--- Start DATA ---

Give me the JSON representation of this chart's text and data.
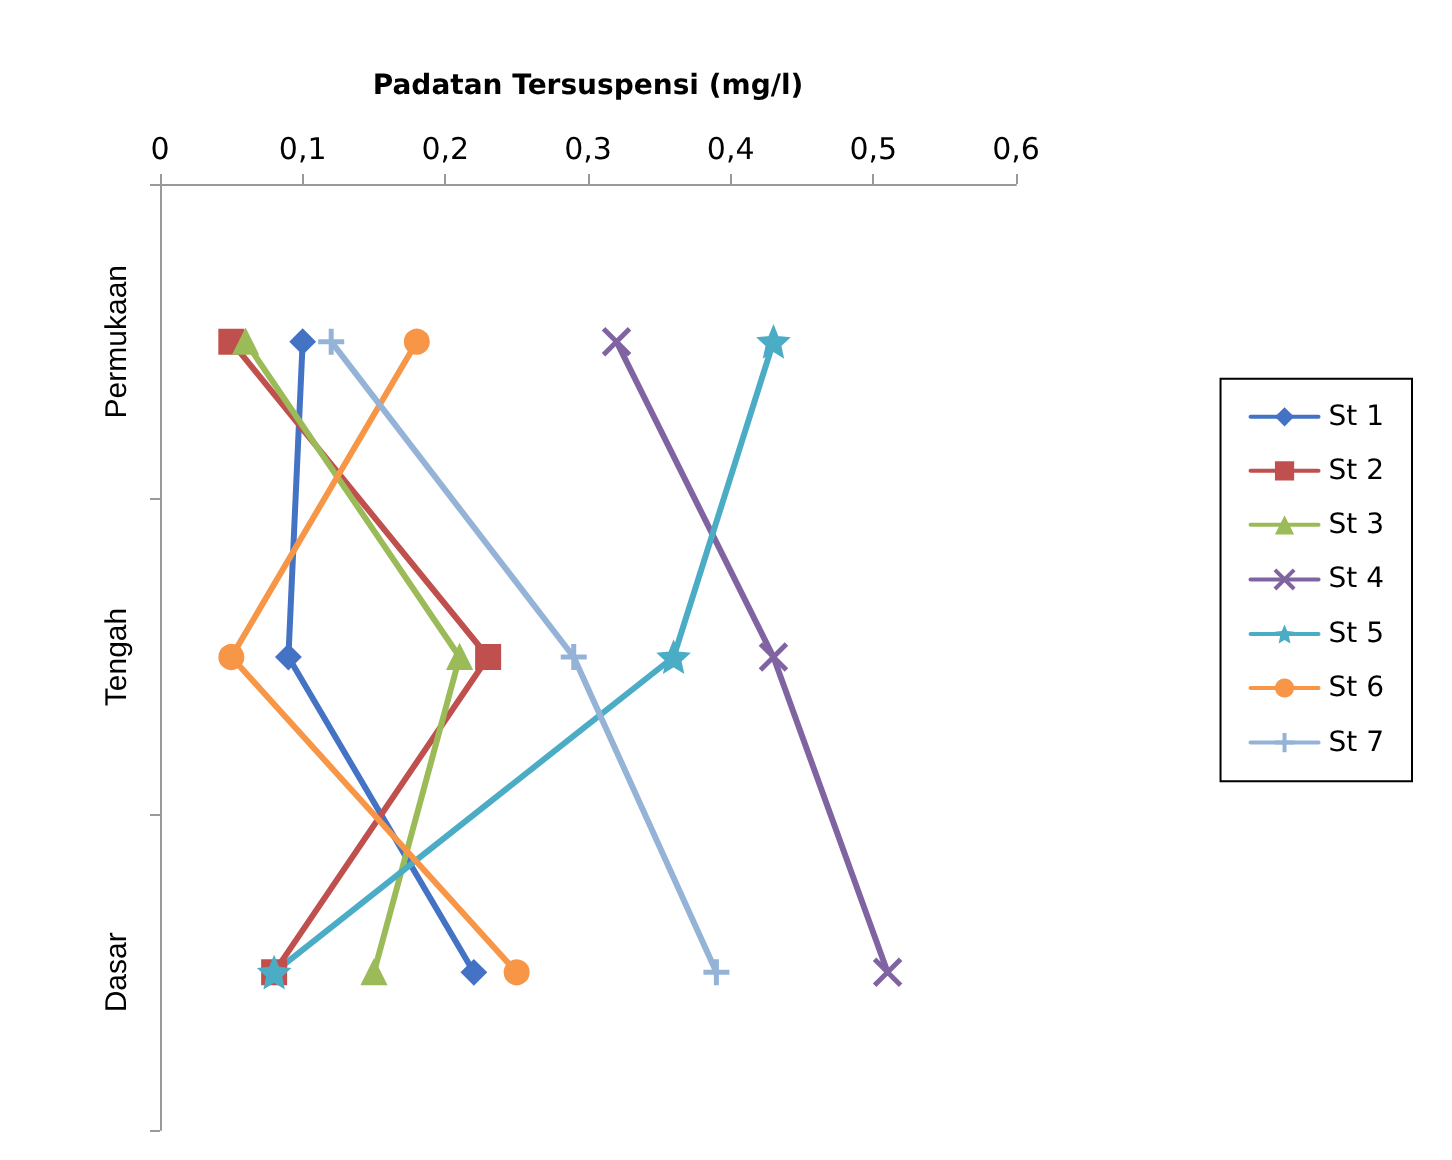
{
  "chart_data": {
    "type": "line",
    "xlabel": "Padatan Tersuspensi (mg/l)",
    "categories": [
      "Permukaan",
      "Tengah",
      "Dasar"
    ],
    "xlim": [
      0,
      0.6
    ],
    "xticks": [
      {
        "value": 0,
        "label": "0"
      },
      {
        "value": 0.1,
        "label": "0,1"
      },
      {
        "value": 0.2,
        "label": "0,2"
      },
      {
        "value": 0.3,
        "label": "0,3"
      },
      {
        "value": 0.4,
        "label": "0,4"
      },
      {
        "value": 0.5,
        "label": "0,5"
      },
      {
        "value": 0.6,
        "label": "0,6"
      }
    ],
    "grid": false,
    "legend": "right",
    "orientation": "horizontal",
    "series": [
      {
        "name": "St 1",
        "color": "#4472c4",
        "marker": "diamond",
        "values": [
          0.1,
          0.09,
          0.22
        ]
      },
      {
        "name": "St 2",
        "color": "#c0504d",
        "marker": "square",
        "values": [
          0.05,
          0.23,
          0.08
        ]
      },
      {
        "name": "St 3",
        "color": "#9bbb59",
        "marker": "triangle",
        "values": [
          0.06,
          0.21,
          0.15
        ]
      },
      {
        "name": "St 4",
        "color": "#8064a2",
        "marker": "cross",
        "values": [
          0.32,
          0.43,
          0.51
        ]
      },
      {
        "name": "St 5",
        "color": "#4bacc6",
        "marker": "star",
        "values": [
          0.43,
          0.36,
          0.08
        ]
      },
      {
        "name": "St 6",
        "color": "#f79646",
        "marker": "circle",
        "values": [
          0.18,
          0.05,
          0.25
        ]
      },
      {
        "name": "St 7",
        "color": "#95b3d7",
        "marker": "plus",
        "values": [
          0.12,
          0.29,
          0.39
        ]
      }
    ]
  }
}
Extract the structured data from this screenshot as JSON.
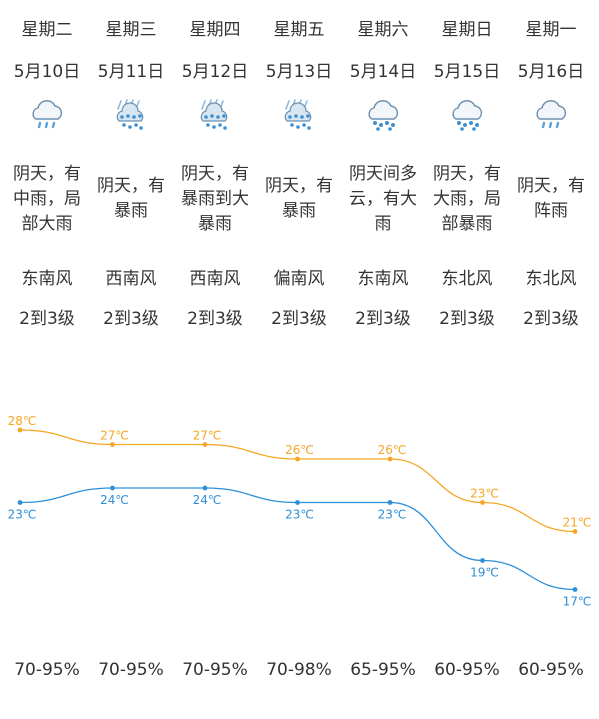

--- End DATA ---

Go over the data above and copy every line that has the word "color" in it.

TASK OUTPUT:
        "color": "#4472c4",
        "color": "#c0504d",
        "color": "#9bbb59",
        "color": "#8064a2",
        "color": "#4bacc6",
        "color": "#f79646",
        "color": "#95b3d7",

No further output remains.